* PAGE TEXT *
= = = =

EX-10 8 dpz-ex10_7.htm EX-10.7 EX-10

Exhibit 10.7

 

Name:

[●]

Number of RSUs subject to Award:

[●]

Date of Grant:

[●]

 

DOMINO’S PIZZA, INC.

2004 EQUITY INCENTIVE PLAN

RESTRICTED STOCK UNIT AWARD AGREEMENT - DIRECTORS

 

This agreement (including any exhibits hereto, this “Agreement”) evidences an award (this “Award”) of restricted stock units (the “RSUs”) granted by Domino’s Pizza, Inc. (the “Company”) to the undersigned (the “Participant”) pursuant and subject to the terms and conditions of the Domino’s Pizza, Inc. 2004 Equity Incentive Plan (as amended from time to time, the “Plan”), which is incorporated herein by reference. Except as otherwise defined herein, all capitalized terms used herein have the same meaning as in the Plan.

 

1.
RSU Award. The Company grants to the Participant on the date set forth above (the “Date of Grant”) the number of restricted stock units (the “Restricted Stock Units”) set forth above giving the Participant the conditional right to receive, without payment and pursuant to and subject to the terms and conditions set forth in this Agreement and in the Plan, one share of Stock with respect to each resulting Restricted Stock Unit that becomes vested pursuant to this Award, subject to adjustment pursuant to Section 7 of the Plan in respect of transactions occurring after the date hereof.

 

2.
Vesting Conditions. The RSUs shall vest as to 100% of the RSUs on the first anniversary of the Date of Grant (the “Scheduled Vesting Date”), provided that the Participant remains in continuous service as a member of the Board through the Scheduled Vesting Date. Notwithstanding the foregoing, (a) if the Participant Retires (or dies or becomes disabled at a time when the Participant had satisfied the age and years of service requirements specified in the definition of Retirement), then the RSUs shall continue to be eligible to vest as set forth in the first sentence of this Section 2 and (b) the RSUs, to the extent outstanding and unvested, shall immediately become fully vested prior to the Scheduled Vesting Date in the event of a Covered Transaction. For purposes of this Award, “Retire” and “Retirement” mean a termination of the Participant’s service as a member of the Board after attainment by the Participant of age fifty-five (55) and five (5) years of continuous service with the Company.
3.
Delivery of Shares; Settlement of Award.

 

(a)
In General. Except as otherwise elected pursuant to any timely and valid deferral election form submitted under the Domino’s Pizza Deferred Compensation Plan, as amended and restated from time to time (the “Deferral Plan”), the Company shall, as soon as practicable and in all events no later than thirty (30) days following the applicable Settlement Date, transfer to the Participant (or, in the event of the Participant’s death, to the person to whom this Award has passed by will or the laws of descent and distribution) the number of shares of Stock that

 


 

equals the vested portion of this Award. No shares of Stock will be transferred pursuant to this Award unless and until all legal requirements applicable to the issuance or transfer of such shares have been satisfied.

= = = =

* RECORDED INFORMATION *
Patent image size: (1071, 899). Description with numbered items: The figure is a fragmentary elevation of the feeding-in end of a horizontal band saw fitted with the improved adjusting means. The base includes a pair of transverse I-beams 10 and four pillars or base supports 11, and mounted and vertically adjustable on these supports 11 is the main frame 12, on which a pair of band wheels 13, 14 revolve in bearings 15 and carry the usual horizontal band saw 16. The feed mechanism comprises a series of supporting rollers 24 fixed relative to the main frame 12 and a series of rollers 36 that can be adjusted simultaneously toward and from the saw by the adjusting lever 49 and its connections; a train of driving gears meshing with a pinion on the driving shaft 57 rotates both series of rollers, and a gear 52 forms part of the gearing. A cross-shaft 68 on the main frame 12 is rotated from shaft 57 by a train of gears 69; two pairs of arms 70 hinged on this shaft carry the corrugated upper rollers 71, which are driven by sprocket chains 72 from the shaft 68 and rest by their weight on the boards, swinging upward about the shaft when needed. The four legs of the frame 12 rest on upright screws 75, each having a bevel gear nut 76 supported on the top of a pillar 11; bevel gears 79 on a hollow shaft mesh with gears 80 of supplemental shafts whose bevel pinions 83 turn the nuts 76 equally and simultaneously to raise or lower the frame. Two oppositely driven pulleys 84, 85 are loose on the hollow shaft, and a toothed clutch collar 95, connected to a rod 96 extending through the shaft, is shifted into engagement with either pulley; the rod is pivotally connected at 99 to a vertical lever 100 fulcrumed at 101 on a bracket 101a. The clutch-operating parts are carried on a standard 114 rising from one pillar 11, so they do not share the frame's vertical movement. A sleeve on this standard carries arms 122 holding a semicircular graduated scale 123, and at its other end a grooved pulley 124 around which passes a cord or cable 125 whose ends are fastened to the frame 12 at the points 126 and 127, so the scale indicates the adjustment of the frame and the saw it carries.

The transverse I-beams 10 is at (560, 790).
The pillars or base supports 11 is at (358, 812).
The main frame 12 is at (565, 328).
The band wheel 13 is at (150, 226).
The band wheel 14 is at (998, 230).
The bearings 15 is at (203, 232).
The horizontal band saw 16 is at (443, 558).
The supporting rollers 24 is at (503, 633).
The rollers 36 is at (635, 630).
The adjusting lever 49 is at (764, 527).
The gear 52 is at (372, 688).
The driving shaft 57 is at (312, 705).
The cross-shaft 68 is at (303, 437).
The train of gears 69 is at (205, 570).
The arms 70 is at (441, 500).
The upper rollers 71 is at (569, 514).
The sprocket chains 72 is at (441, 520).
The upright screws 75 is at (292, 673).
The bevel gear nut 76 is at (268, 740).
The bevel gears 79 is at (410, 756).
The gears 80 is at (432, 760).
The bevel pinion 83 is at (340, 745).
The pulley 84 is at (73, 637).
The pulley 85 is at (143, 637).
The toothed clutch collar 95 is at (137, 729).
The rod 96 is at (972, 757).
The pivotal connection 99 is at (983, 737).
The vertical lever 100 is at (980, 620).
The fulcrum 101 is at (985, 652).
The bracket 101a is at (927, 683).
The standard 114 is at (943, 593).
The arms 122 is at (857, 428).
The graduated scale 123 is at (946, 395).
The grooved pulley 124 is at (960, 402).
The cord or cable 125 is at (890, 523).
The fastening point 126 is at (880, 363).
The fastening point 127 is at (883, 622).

= = = =

* REQUIREMENTS *
A. From the restricted stock unit agreement, quote the passage that starts at the words "equals the vested" and ends after the words "have been satisfied.".
B. For each statement, say yes or no according to the restricted stock unit agreement, and quote the words that decide it.
(i) The RSUs vest in full on the first anniversary of the Date of Grant.
(ii) Retirement under this Award requires the Participant to reach age sixty.
(iii) The Company must transfer the shares within sixty days after the applicable Settlement Date.

* COMPLETE ANSWERS *
A.
equals the vested portion of this Award. No shares of Stock will be transferred pursuant to this Award unless and until all legal requirements applicable to the issuance or transfer of such shares have been satisfied.

B.
(i) Yes: "The RSUs shall vest as to 100% of the RSUs on the first anniversary of the Date of Grant"
(ii) No: "after attainment by the Participant of age fifty-five (55) and five (5) years of continuous service with the Company"
(iii) No: "in all events no later than thirty (30) days following the applicable Settlement Date"